TO BE DONE -
For the data that follows, report how many lines contain the word "Birth", and nothing else.
======
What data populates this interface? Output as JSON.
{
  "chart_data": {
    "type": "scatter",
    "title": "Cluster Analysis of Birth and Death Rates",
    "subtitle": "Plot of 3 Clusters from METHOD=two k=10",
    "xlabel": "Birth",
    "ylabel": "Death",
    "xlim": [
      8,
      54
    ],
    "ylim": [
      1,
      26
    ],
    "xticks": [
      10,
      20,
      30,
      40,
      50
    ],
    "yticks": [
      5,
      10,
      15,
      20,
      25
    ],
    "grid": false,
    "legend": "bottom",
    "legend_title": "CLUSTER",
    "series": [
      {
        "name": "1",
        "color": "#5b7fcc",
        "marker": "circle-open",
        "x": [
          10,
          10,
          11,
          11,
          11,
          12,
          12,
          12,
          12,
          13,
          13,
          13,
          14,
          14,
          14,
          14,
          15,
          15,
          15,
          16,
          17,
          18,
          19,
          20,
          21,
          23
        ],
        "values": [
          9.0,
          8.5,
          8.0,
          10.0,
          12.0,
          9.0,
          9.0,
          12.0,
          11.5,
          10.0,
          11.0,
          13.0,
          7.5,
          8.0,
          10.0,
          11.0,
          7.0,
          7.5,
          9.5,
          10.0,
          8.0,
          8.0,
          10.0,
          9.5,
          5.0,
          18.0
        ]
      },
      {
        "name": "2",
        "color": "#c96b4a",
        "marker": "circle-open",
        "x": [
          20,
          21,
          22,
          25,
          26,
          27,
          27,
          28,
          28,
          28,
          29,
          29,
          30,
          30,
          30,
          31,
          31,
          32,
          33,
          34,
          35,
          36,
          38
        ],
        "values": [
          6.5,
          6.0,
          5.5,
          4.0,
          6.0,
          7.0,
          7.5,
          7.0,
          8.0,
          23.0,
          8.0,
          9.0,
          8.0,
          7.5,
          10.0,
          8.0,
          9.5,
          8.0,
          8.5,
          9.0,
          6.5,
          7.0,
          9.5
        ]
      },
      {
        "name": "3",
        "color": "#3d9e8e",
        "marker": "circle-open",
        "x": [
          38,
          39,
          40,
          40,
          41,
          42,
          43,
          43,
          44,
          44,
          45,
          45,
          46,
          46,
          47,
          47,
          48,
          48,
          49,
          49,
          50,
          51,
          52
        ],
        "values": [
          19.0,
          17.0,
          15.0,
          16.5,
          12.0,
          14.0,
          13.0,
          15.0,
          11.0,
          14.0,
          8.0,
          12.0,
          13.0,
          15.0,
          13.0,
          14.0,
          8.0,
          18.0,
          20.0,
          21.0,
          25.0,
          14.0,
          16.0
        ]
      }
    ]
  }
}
======
WORKED ANSWER -
2